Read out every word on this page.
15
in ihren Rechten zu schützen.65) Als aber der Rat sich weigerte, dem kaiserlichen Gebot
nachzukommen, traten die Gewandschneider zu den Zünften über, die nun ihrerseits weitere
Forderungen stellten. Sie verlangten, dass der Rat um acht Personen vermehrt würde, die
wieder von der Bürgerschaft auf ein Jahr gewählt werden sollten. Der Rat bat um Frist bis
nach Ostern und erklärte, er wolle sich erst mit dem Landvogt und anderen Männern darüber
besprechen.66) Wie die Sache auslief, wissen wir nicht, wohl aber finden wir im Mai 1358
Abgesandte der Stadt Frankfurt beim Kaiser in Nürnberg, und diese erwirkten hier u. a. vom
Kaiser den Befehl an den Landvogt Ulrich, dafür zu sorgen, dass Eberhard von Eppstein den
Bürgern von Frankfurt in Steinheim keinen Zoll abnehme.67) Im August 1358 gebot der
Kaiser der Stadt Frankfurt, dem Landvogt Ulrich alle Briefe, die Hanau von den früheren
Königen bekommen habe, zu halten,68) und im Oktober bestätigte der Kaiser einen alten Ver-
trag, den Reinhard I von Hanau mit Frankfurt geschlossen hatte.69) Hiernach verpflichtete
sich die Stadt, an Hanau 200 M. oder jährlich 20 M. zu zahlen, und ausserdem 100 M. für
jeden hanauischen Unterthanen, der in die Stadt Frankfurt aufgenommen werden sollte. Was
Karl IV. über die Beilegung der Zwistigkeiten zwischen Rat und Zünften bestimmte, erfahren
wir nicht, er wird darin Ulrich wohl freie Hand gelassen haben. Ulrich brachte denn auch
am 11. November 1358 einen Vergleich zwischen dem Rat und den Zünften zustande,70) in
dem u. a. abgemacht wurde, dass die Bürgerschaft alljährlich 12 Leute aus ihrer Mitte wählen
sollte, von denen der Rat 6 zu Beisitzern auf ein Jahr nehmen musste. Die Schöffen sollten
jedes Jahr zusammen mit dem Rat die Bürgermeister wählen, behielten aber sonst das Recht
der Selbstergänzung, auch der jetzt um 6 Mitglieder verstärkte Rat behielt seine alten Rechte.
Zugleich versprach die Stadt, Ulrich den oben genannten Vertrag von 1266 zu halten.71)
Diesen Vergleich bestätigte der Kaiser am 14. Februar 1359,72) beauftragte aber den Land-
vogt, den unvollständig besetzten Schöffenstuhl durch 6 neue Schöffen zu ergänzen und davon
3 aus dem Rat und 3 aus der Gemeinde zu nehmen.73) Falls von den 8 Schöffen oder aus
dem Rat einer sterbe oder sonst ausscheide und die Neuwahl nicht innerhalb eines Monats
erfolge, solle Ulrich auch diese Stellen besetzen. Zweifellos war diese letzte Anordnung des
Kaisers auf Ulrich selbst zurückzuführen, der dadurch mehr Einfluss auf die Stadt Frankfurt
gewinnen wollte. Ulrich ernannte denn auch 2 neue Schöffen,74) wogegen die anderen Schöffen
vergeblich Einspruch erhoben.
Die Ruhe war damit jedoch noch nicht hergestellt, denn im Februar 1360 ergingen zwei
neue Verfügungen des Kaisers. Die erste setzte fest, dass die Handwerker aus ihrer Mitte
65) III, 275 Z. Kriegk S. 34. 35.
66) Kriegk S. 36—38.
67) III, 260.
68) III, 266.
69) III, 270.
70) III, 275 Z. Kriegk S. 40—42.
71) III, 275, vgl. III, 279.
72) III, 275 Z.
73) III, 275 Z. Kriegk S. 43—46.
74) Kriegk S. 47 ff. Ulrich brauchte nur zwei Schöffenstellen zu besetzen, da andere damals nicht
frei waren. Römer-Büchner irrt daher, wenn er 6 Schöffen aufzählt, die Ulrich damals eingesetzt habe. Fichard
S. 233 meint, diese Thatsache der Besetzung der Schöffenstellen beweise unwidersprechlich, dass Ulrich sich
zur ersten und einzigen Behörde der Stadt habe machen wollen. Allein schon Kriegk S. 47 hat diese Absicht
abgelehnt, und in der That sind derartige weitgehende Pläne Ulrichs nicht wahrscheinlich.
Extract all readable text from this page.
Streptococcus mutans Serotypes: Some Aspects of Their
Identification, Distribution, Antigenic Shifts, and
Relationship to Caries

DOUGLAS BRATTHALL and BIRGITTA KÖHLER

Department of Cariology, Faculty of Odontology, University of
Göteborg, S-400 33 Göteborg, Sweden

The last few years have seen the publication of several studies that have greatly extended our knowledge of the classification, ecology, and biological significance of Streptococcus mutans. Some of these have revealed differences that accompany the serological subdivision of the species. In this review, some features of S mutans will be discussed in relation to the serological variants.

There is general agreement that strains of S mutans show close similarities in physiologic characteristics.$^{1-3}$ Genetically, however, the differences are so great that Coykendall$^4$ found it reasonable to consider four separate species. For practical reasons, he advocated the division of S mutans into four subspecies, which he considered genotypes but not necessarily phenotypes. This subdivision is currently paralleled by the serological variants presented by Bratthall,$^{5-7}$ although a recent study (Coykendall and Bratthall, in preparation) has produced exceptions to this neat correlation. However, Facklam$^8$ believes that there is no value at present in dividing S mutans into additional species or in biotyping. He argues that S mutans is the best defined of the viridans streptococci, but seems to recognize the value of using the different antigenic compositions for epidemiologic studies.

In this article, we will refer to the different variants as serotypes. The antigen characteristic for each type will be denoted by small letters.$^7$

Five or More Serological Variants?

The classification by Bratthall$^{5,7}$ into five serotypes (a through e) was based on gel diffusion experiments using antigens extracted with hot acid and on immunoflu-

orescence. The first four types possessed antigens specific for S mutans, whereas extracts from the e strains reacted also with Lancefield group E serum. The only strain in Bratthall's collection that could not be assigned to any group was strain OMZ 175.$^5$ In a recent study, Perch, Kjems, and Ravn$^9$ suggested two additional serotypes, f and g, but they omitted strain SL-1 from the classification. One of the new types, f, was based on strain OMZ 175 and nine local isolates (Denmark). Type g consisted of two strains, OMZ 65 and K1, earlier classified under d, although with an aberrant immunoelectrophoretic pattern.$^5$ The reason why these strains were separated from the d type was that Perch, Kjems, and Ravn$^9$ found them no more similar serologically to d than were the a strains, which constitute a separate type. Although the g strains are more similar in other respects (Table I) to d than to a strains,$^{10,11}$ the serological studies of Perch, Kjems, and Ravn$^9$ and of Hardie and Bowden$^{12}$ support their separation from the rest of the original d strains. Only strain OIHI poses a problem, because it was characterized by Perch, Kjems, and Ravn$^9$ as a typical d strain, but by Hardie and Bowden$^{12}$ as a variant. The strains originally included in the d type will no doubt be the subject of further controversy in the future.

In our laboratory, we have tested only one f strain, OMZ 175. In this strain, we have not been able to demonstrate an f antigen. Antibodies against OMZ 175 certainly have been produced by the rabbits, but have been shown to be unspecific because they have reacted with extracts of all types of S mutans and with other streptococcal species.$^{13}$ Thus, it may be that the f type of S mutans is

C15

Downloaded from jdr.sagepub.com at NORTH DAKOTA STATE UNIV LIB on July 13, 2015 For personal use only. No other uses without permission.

--

## [EXERCISE BRIEF]
Reproduce every entry, word for word.

## [EXERCISE SOLUTION]
Read out every word on this page.
15
in ihren Rechten zu schützen.65) Als aber der Rat sich weigerte, dem kaiserlichen Gebot
nachzukommen, traten die Gewandschneider zu den Zünften über, die nun ihrerseits weitere
Forderungen stellten. Sie verlangten, dass der Rat um acht Personen vermehrt würde, die
wieder von der Bürgerschaft auf ein Jahr gewählt werden sollten. Der Rat bat um Frist bis
nach Ostern und erklärte, er wolle sich erst mit dem Landvogt und anderen Männern darüber
besprechen.66) Wie die Sache auslief, wissen wir nicht, wohl aber finden wir im Mai 1358
Abgesandte der Stadt Frankfurt beim Kaiser in Nürnberg, und diese erwirkten hier u. a. vom
Kaiser den Befehl an den Landvogt Ulrich, dafür zu sorgen, dass Eberhard von Eppstein den
Bürgern von Frankfurt in Steinheim keinen Zoll abnehme.67) Im August 1358 gebot der
Kaiser der Stadt Frankfurt, dem Landvogt Ulrich alle Briefe, die Hanau von den früheren
Königen bekommen habe, zu halten,68) und im Oktober bestätigte der Kaiser einen alten Ver-
trag, den Reinhard I von Hanau mit Frankfurt geschlossen hatte.69) Hiernach verpflichtete
sich die Stadt, an Hanau 200 M. oder jährlich 20 M. zu zahlen, und ausserdem 100 M. für
jeden hanauischen Unterthanen, der in die Stadt Frankfurt aufgenommen werden sollte. Was
Karl IV. über die Beilegung der Zwistigkeiten zwischen Rat und Zünften bestimmte, erfahren
wir nicht, er wird darin Ulrich wohl freie Hand gelassen haben. Ulrich brachte denn auch
am 11. November 1358 einen Vergleich zwischen dem Rat und den Zünften zustande,70) in
dem u. a. abgemacht wurde, dass die Bürgerschaft alljährlich 12 Leute aus ihrer Mitte wählen
sollte, von denen der Rat 6 zu Beisitzern auf ein Jahr nehmen musste. Die Schöffen sollten
jedes Jahr zusammen mit dem Rat die Bürgermeister wählen, behielten aber sonst das Recht
der Selbstergänzung, auch der jetzt um 6 Mitglieder verstärkte Rat behielt seine alten Rechte.
Zugleich versprach die Stadt, Ulrich den oben genannten Vertrag von 1266 zu halten.71)
Diesen Vergleich bestätigte der Kaiser am 14. Februar 1359,72) beauftragte aber den Land-
vogt, den unvollständig besetzten Schöffenstuhl durch 6 neue Schöffen zu ergänzen und davon
3 aus dem Rat und 3 aus der Gemeinde zu nehmen.73) Falls von den 8 Schöffen oder aus
dem Rat einer sterbe oder sonst ausscheide und die Neuwahl nicht innerhalb eines Monats
erfolge, solle Ulrich auch diese Stellen besetzen. Zweifellos war diese letzte Anordnung des
Kaisers auf Ulrich selbst zurückzuführen, der dadurch mehr Einfluss auf die Stadt Frankfurt
gewinnen wollte. Ulrich ernannte denn auch 2 neue Schöffen,74) wogegen die anderen Schöffen
vergeblich Einspruch erhoben.
Die Ruhe war damit jedoch noch nicht hergestellt, denn im Februar 1360 ergingen zwei
neue Verfügungen des Kaisers. Die erste setzte fest, dass die Handwerker aus ihrer Mitte
65) III, 275 Z. Kriegk S. 34. 35.
66) Kriegk S. 36—38.
67) III, 260.
68) III, 266.
69) III, 270.
70) III, 275 Z. Kriegk S. 40—42.
71) III, 275, vgl. III, 279.
72) III, 275 Z.
73) III, 275 Z. Kriegk S. 43—46.
74) Kriegk S. 47 ff. Ulrich brauchte nur zwei Schöffenstellen zu besetzen, da andere damals nicht
frei waren. Römer-Büchner irrt daher, wenn er 6 Schöffen aufzählt, die Ulrich damals eingesetzt habe. Fichard
S. 233 meint, diese Thatsache der Besetzung der Schöffenstellen beweise unwidersprechlich, dass Ulrich sich
zur ersten und einzigen Behörde der Stadt habe machen wollen. Allein schon Kriegk S. 47 hat diese Absicht
abgelehnt, und in der That sind derartige weitgehende Pläne Ulrichs nicht wahrscheinlich.
Extract all readable text from this page.
Streptococcus mutans Serotypes: Some Aspects of Their
Identification, Distribution, Antigenic Shifts, and
Relationship to Caries

DOUGLAS BRATTHALL and BIRGITTA KÖHLER

Department of Cariology, Faculty of Odontology, University of
Göteborg, S-400 33 Göteborg, Sweden

The last few years have seen the publication of several studies that have greatly extended our knowledge of the classification, ecology, and biological significance of Streptococcus mutans. Some of these have revealed differences that accompany the serological subdivision of the species. In this review, some features of S mutans will be discussed in relation to the serological variants.

There is general agreement that strains of S mutans show close similarities in physiologic characteristics.$^{1-3}$ Genetically, however, the differences are so great that Coykendall$^4$ found it reasonable to consider four separate species. For practical reasons, he advocated the division of S mutans into four subspecies, which he considered genotypes but not necessarily phenotypes. This subdivision is currently paralleled by the serological variants presented by Bratthall,$^{5-7}$ although a recent study (Coykendall and Bratthall, in preparation) has produced exceptions to this neat correlation. However, Facklam$^8$ believes that there is no value at present in dividing S mutans into additional species or in biotyping. He argues that S mutans is the best defined of the viridans streptococci, but seems to recognize the value of using the different antigenic compositions for epidemiologic studies.

In this article, we will refer to the different variants as serotypes. The antigen characteristic for each type will be denoted by small letters.$^7$

Five or More Serological Variants?

The classification by Bratthall$^{5,7}$ into five serotypes (a through e) was based on gel diffusion experiments using antigens extracted with hot acid and on immunoflu-

orescence. The first four types possessed antigens specific for S mutans, whereas extracts from the e strains reacted also with Lancefield group E serum. The only strain in Bratthall's collection that could not be assigned to any group was strain OMZ 175.$^5$ In a recent study, Perch, Kjems, and Ravn$^9$ suggested two additional serotypes, f and g, but they omitted strain SL-1 from the classification. One of the new types, f, was based on strain OMZ 175 and nine local isolates (Denmark). Type g consisted of two strains, OMZ 65 and K1, earlier classified under d, although with an aberrant immunoelectrophoretic pattern.$^5$ The reason why these strains were separated from the d type was that Perch, Kjems, and Ravn$^9$ found them no more similar serologically to d than were the a strains, which constitute a separate type. Although the g strains are more similar in other respects (Table I) to d than to a strains,$^{10,11}$ the serological studies of Perch, Kjems, and Ravn$^9$ and of Hardie and Bowden$^{12}$ support their separation from the rest of the original d strains. Only strain OIHI poses a problem, because it was characterized by Perch, Kjems, and Ravn$^9$ as a typical d strain, but by Hardie and Bowden$^{12}$ as a variant. The strains originally included in the d type will no doubt be the subject of further controversy in the future.

In our laboratory, we have tested only one f strain, OMZ 175. In this strain, we have not been able to demonstrate an f antigen. Antibodies against OMZ 175 certainly have been produced by the rabbits, but have been shown to be unspecific because they have reacted with extracts of all types of S mutans and with other streptococcal species.$^{13}$ Thus, it may be that the f type of S mutans is

C15

Downloaded from jdr.sagepub.com at NORTH DAKOTA STATE UNIV LIB on July 13, 2015 For personal use only. No other uses without permission.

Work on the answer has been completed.